§ **Objective**:
Repeat all of the records verbatim.

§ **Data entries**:
■ ■ ■ ■ ■ ■ ■
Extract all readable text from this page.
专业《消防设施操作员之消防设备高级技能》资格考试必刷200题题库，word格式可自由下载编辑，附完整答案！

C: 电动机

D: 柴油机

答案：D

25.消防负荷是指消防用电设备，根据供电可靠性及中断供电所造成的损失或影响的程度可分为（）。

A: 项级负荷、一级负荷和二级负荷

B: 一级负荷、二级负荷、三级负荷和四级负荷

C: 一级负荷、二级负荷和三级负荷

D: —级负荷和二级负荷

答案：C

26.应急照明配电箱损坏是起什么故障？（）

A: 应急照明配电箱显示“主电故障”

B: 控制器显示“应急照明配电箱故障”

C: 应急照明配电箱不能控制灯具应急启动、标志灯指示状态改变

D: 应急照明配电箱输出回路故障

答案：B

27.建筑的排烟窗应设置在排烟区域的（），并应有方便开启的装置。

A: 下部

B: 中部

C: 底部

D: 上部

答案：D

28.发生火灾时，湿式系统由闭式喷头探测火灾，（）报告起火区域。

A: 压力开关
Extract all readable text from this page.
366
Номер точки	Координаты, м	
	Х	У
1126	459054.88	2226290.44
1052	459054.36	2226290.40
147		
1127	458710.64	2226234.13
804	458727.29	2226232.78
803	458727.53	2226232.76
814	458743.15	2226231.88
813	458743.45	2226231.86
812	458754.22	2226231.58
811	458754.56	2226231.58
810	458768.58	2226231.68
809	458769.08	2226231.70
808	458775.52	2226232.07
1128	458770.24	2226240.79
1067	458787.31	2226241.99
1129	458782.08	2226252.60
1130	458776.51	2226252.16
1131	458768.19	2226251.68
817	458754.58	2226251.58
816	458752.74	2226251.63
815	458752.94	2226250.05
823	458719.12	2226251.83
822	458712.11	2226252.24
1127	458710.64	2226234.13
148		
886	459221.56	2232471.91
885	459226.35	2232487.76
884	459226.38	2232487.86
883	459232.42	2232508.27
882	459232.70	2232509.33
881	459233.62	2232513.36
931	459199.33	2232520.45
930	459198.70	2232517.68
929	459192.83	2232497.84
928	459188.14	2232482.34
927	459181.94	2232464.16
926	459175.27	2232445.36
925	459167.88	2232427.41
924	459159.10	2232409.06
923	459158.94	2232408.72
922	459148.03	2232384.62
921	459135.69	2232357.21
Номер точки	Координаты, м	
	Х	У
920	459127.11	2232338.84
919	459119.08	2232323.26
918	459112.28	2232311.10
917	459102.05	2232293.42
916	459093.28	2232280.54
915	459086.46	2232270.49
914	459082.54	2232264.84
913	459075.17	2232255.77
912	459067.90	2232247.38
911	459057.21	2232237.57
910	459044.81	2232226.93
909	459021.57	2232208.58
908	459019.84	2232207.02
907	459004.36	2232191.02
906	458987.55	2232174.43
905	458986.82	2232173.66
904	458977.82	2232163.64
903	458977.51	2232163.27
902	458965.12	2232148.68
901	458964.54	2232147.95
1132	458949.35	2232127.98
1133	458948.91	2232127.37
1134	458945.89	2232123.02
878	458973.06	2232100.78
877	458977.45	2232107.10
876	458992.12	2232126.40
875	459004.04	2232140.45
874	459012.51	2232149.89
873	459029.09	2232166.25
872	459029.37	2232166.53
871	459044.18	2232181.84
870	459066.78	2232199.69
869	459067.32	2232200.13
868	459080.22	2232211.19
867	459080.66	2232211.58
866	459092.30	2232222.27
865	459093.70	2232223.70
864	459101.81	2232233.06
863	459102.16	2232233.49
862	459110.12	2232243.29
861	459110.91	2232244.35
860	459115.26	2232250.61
■ ■ ■ ■ ■ ■ ■
§ **Answer to this task**:
Extract all readable text from this page.
专业《消防设施操作员之消防设备高级技能》资格考试必刷200题题库，word格式可自由下载编辑，附完整答案！

C: 电动机

D: 柴油机

答案：D

25.消防负荷是指消防用电设备，根据供电可靠性及中断供电所造成的损失或影响的程度可分为（）。

A: 项级负荷、一级负荷和二级负荷

B: 一级负荷、二级负荷、三级负荷和四级负荷

C: 一级负荷、二级负荷和三级负荷

D: —级负荷和二级负荷

答案：C

26.应急照明配电箱损坏是起什么故障？（）

A: 应急照明配电箱显示“主电故障”

B: 控制器显示“应急照明配电箱故障”

C: 应急照明配电箱不能控制灯具应急启动、标志灯指示状态改变

D: 应急照明配电箱输出回路故障

答案：B

27.建筑的排烟窗应设置在排烟区域的（），并应有方便开启的装置。

A: 下部

B: 中部

C: 底部

D: 上部

答案：D

28.发生火灾时，湿式系统由闭式喷头探测火灾，（）报告起火区域。

A: 压力开关
Extract all readable text from this page.
366
Номер точки	Координаты, м	
	Х	У
1126	459054.88	2226290.44
1052	459054.36	2226290.40
147		
1127	458710.64	2226234.13
804	458727.29	2226232.78
803	458727.53	2226232.76
814	458743.15	2226231.88
813	458743.45	2226231.86
812	458754.22	2226231.58
811	458754.56	2226231.58
810	458768.58	2226231.68
809	458769.08	2226231.70
808	458775.52	2226232.07
1128	458770.24	2226240.79
1067	458787.31	2226241.99
1129	458782.08	2226252.60
1130	458776.51	2226252.16
1131	458768.19	2226251.68
817	458754.58	2226251.58
816	458752.74	2226251.63
815	458752.94	2226250.05
823	458719.12	2226251.83
822	458712.11	2226252.24
1127	458710.64	2226234.13
148		
886	459221.56	2232471.91
885	459226.35	2232487.76
884	459226.38	2232487.86
883	459232.42	2232508.27
882	459232.70	2232509.33
881	459233.62	2232513.36
931	459199.33	2232520.45
930	459198.70	2232517.68
929	459192.83	2232497.84
928	459188.14	2232482.34
927	459181.94	2232464.16
926	459175.27	2232445.36
925	459167.88	2232427.41
924	459159.10	2232409.06
923	459158.94	2232408.72
922	459148.03	2232384.62
921	459135.69	2232357.21
Номер точки	Координаты, м	
	Х	У
920	459127.11	2232338.84
919	459119.08	2232323.26
918	459112.28	2232311.10
917	459102.05	2232293.42
916	459093.28	2232280.54
915	459086.46	2232270.49
914	459082.54	2232264.84
913	459075.17	2232255.77
912	459067.90	2232247.38
911	459057.21	2232237.57
910	459044.81	2232226.93
909	459021.57	2232208.58
908	459019.84	2232207.02
907	459004.36	2232191.02
906	458987.55	2232174.43
905	458986.82	2232173.66
904	458977.82	2232163.64
903	458977.51	2232163.27
902	458965.12	2232148.68
901	458964.54	2232147.95
1132	458949.35	2232127.98
1133	458948.91	2232127.37
1134	458945.89	2232123.02
878	458973.06	2232100.78
877	458977.45	2232107.10
876	458992.12	2232126.40
875	459004.04	2232140.45
874	459012.51	2232149.89
873	459029.09	2232166.25
872	459029.37	2232166.53
871	459044.18	2232181.84
870	459066.78	2232199.69
869	459067.32	2232200.13
868	459080.22	2232211.19
867	459080.66	2232211.58
866	459092.30	2232222.27
865	459093.70	2232223.70
864	459101.81	2232233.06
863	459102.16	2232233.49
862	459110.12	2232243.29
861	459110.91	2232244.35
860	459115.26	2232250.61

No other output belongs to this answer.